Stored records

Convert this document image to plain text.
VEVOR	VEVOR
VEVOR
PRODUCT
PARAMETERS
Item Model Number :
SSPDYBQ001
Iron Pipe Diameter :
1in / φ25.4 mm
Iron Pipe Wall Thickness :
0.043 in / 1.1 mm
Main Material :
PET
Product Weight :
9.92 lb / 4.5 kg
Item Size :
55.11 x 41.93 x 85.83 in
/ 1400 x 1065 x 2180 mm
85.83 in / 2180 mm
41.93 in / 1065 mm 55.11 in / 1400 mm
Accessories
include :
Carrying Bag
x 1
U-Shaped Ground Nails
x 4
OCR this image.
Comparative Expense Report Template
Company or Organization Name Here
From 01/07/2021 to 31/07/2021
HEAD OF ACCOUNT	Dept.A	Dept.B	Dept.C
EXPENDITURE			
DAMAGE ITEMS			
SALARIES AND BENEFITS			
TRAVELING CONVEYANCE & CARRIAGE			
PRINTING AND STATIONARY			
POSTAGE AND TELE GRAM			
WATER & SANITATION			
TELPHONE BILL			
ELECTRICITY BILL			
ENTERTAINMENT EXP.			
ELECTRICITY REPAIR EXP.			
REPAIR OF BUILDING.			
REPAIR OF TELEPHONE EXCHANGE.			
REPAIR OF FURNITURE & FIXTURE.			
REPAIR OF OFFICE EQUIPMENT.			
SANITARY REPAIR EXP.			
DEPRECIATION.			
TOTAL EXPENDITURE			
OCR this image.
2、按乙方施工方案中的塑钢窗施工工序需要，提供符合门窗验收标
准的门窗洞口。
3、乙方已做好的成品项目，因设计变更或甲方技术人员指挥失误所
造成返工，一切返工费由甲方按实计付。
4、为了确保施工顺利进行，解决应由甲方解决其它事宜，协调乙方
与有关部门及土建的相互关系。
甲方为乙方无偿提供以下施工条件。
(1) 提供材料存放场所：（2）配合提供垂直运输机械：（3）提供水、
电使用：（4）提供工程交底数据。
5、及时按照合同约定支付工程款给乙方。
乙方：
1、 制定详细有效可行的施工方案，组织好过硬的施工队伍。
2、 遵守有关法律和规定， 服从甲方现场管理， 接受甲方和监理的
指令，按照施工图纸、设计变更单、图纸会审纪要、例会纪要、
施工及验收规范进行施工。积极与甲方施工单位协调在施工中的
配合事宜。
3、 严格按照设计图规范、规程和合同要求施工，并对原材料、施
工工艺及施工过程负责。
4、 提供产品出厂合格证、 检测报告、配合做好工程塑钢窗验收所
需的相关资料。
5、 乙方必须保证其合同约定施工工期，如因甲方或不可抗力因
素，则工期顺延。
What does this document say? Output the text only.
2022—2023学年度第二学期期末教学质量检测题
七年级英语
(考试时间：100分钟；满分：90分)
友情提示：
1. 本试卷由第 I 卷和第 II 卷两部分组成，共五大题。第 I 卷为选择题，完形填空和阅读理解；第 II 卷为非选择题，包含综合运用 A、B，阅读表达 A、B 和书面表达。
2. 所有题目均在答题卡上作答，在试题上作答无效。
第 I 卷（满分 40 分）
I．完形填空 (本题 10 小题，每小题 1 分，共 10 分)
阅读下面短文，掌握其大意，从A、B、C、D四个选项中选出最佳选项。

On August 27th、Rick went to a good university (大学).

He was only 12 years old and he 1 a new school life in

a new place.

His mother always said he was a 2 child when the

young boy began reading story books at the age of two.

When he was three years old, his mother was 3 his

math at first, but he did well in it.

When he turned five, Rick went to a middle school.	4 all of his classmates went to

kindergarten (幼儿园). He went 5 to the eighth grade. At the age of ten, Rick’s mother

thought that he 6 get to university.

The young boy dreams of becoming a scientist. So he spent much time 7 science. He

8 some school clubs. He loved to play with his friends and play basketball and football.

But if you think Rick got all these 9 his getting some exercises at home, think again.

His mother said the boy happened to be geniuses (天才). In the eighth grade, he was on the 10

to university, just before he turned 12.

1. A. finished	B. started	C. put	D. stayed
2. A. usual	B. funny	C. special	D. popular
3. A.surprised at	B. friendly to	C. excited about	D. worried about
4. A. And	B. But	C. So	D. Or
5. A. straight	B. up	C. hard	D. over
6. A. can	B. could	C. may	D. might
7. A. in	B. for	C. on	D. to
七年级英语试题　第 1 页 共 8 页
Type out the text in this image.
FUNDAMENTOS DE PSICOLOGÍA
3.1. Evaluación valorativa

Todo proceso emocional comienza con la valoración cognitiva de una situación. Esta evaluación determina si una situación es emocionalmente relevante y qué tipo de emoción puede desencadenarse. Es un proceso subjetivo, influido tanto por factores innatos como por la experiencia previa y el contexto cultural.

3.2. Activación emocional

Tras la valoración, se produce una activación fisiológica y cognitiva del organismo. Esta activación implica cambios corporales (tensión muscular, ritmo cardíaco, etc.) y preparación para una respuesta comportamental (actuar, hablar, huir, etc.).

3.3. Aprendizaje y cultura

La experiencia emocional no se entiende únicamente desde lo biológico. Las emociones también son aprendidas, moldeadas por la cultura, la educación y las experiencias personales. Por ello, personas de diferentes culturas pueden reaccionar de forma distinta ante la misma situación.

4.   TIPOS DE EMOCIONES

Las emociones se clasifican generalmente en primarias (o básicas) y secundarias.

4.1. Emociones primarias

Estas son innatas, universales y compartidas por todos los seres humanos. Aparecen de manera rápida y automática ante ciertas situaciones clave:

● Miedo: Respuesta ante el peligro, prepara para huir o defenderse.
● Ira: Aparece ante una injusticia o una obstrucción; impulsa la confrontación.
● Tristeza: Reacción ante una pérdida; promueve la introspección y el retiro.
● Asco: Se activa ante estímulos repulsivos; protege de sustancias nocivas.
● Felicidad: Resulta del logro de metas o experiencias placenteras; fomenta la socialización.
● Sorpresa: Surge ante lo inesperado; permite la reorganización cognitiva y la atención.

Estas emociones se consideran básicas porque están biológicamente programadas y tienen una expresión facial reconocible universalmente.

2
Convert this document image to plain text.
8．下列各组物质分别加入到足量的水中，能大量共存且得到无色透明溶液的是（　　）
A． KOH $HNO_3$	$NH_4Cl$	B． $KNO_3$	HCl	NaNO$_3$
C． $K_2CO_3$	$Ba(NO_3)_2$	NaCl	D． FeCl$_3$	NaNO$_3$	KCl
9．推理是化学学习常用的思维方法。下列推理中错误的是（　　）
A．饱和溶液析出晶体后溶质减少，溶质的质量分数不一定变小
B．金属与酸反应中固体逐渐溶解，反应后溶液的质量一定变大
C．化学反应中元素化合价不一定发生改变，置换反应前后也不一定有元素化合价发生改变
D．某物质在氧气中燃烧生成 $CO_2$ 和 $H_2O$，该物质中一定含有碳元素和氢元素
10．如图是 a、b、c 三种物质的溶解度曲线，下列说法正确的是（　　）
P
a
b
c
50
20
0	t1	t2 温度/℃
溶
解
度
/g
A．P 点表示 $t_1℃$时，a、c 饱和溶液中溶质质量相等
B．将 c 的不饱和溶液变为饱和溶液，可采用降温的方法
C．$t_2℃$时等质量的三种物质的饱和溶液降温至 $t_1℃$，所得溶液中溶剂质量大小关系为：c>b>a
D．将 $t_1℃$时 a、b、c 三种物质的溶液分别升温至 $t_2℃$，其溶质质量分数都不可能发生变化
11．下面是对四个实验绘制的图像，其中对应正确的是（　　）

◆ **Your task**
Take the listing above and write it out again exactly.

◆ **Solution to this problem**
Convert this document image to plain text.
VEVOR	VEVOR
VEVOR
PRODUCT
PARAMETERS
Item Model Number :
SSPDYBQ001
Iron Pipe Diameter :
1in / φ25.4 mm
Iron Pipe Wall Thickness :
0.043 in / 1.1 mm
Main Material :
PET
Product Weight :
9.92 lb / 4.5 kg
Item Size :
55.11 x 41.93 x 85.83 in
/ 1400 x 1065 x 2180 mm
85.83 in / 2180 mm
41.93 in / 1065 mm 55.11 in / 1400 mm
Accessories
include :
Carrying Bag
x 1
U-Shaped Ground Nails
x 4
OCR this image.
Comparative Expense Report Template
Company or Organization Name Here
From 01/07/2021 to 31/07/2021
HEAD OF ACCOUNT	Dept.A	Dept.B	Dept.C
EXPENDITURE			
DAMAGE ITEMS			
SALARIES AND BENEFITS			
TRAVELING CONVEYANCE & CARRIAGE			
PRINTING AND STATIONARY			
POSTAGE AND TELE GRAM			
WATER & SANITATION			
TELPHONE BILL			
ELECTRICITY BILL			
ENTERTAINMENT EXP.			
ELECTRICITY REPAIR EXP.			
REPAIR OF BUILDING.			
REPAIR OF TELEPHONE EXCHANGE.			
REPAIR OF FURNITURE & FIXTURE.			
REPAIR OF OFFICE EQUIPMENT.			
SANITARY REPAIR EXP.			
DEPRECIATION.			
TOTAL EXPENDITURE			
OCR this image.
2、按乙方施工方案中的塑钢窗施工工序需要，提供符合门窗验收标
准的门窗洞口。
3、乙方已做好的成品项目，因设计变更或甲方技术人员指挥失误所
造成返工，一切返工费由甲方按实计付。
4、为了确保施工顺利进行，解决应由甲方解决其它事宜，协调乙方
与有关部门及土建的相互关系。
甲方为乙方无偿提供以下施工条件。
(1) 提供材料存放场所：（2）配合提供垂直运输机械：（3）提供水、
电使用：（4）提供工程交底数据。
5、及时按照合同约定支付工程款给乙方。
乙方：
1、 制定详细有效可行的施工方案，组织好过硬的施工队伍。
2、 遵守有关法律和规定， 服从甲方现场管理， 接受甲方和监理的
指令，按照施工图纸、设计变更单、图纸会审纪要、例会纪要、
施工及验收规范进行施工。积极与甲方施工单位协调在施工中的
配合事宜。
3、 严格按照设计图规范、规程和合同要求施工，并对原材料、施
工工艺及施工过程负责。
4、 提供产品出厂合格证、 检测报告、配合做好工程塑钢窗验收所
需的相关资料。
5、 乙方必须保证其合同约定施工工期，如因甲方或不可抗力因
素，则工期顺延。
What does this document say? Output the text only.
2022—2023学年度第二学期期末教学质量检测题
七年级英语
(考试时间：100分钟；满分：90分)
友情提示：
1. 本试卷由第 I 卷和第 II 卷两部分组成，共五大题。第 I 卷为选择题，完形填空和阅读理解；第 II 卷为非选择题，包含综合运用 A、B，阅读表达 A、B 和书面表达。
2. 所有题目均在答题卡上作答，在试题上作答无效。
第 I 卷（满分 40 分）
I．完形填空 (本题 10 小题，每小题 1 分，共 10 分)
阅读下面短文，掌握其大意，从A、B、C、D四个选项中选出最佳选项。

On August 27th、Rick went to a good university (大学).

He was only 12 years old and he 1 a new school life in

a new place.

His mother always said he was a 2 child when the

young boy began reading story books at the age of two.

When he was three years old, his mother was 3 his

math at first, but he did well in it.

When he turned five, Rick went to a middle school.	4 all of his classmates went to

kindergarten (幼儿园). He went 5 to the eighth grade. At the age of ten, Rick’s mother

thought that he 6 get to university.

The young boy dreams of becoming a scientist. So he spent much time 7 science. He

8 some school clubs. He loved to play with his friends and play basketball and football.

But if you think Rick got all these 9 his getting some exercises at home, think again.

His mother said the boy happened to be geniuses (天才). In the eighth grade, he was on the 10

to university, just before he turned 12.

1. A. finished	B. started	C. put	D. stayed
2. A. usual	B. funny	C. special	D. popular
3. A.surprised at	B. friendly to	C. excited about	D. worried about
4. A. And	B. But	C. So	D. Or
5. A. straight	B. up	C. hard	D. over
6. A. can	B. could	C. may	D. might
7. A. in	B. for	C. on	D. to
七年级英语试题　第 1 页 共 8 页
Type out the text in this image.
FUNDAMENTOS DE PSICOLOGÍA
3.1. Evaluación valorativa

Todo proceso emocional comienza con la valoración cognitiva de una situación. Esta evaluación determina si una situación es emocionalmente relevante y qué tipo de emoción puede desencadenarse. Es un proceso subjetivo, influido tanto por factores innatos como por la experiencia previa y el contexto cultural.

3.2. Activación emocional

Tras la valoración, se produce una activación fisiológica y cognitiva del organismo. Esta activación implica cambios corporales (tensión muscular, ritmo cardíaco, etc.) y preparación para una respuesta comportamental (actuar, hablar, huir, etc.).

3.3. Aprendizaje y cultura

La experiencia emocional no se entiende únicamente desde lo biológico. Las emociones también son aprendidas, moldeadas por la cultura, la educación y las experiencias personales. Por ello, personas de diferentes culturas pueden reaccionar de forma distinta ante la misma situación.

4.   TIPOS DE EMOCIONES

Las emociones se clasifican generalmente en primarias (o básicas) y secundarias.

4.1. Emociones primarias

Estas son innatas, universales y compartidas por todos los seres humanos. Aparecen de manera rápida y automática ante ciertas situaciones clave:

● Miedo: Respuesta ante el peligro, prepara para huir o defenderse.
● Ira: Aparece ante una injusticia o una obstrucción; impulsa la confrontación.
● Tristeza: Reacción ante una pérdida; promueve la introspección y el retiro.
● Asco: Se activa ante estímulos repulsivos; protege de sustancias nocivas.
● Felicidad: Resulta del logro de metas o experiencias placenteras; fomenta la socialización.
● Sorpresa: Surge ante lo inesperado; permite la reorganización cognitiva y la atención.

Estas emociones se consideran básicas porque están biológicamente programadas y tienen una expresión facial reconocible universalmente.

2
Convert this document image to plain text.
8．下列各组物质分别加入到足量的水中，能大量共存且得到无色透明溶液的是（　　）
A． KOH $HNO_3$	$NH_4Cl$	B． $KNO_3$	HCl	NaNO$_3$
C． $K_2CO_3$	$Ba(NO_3)_2$	NaCl	D． FeCl$_3$	NaNO$_3$	KCl
9．推理是化学学习常用的思维方法。下列推理中错误的是（　　）
A．饱和溶液析出晶体后溶质减少，溶质的质量分数不一定变小
B．金属与酸反应中固体逐渐溶解，反应后溶液的质量一定变大
C．化学反应中元素化合价不一定发生改变，置换反应前后也不一定有元素化合价发生改变
D．某物质在氧气中燃烧生成 $CO_2$ 和 $H_2O$，该物质中一定含有碳元素和氢元素
10．如图是 a、b、c 三种物质的溶解度曲线，下列说法正确的是（　　）
P
a
b
c
50
20
0	t1	t2 温度/℃
溶
解
度
/g
A．P 点表示 $t_1℃$时，a、c 饱和溶液中溶质质量相等
B．将 c 的不饱和溶液变为饱和溶液，可采用降温的方法
C．$t_2℃$时等质量的三种物质的饱和溶液降温至 $t_1℃$，所得溶液中溶剂质量大小关系为：c>b>a
D．将 $t_1℃$时 a、b、c 三种物质的溶液分别升温至 $t_2℃$，其溶质质量分数都不可能发生变化
11．下面是对四个实验绘制的图像，其中对应正确的是（　　）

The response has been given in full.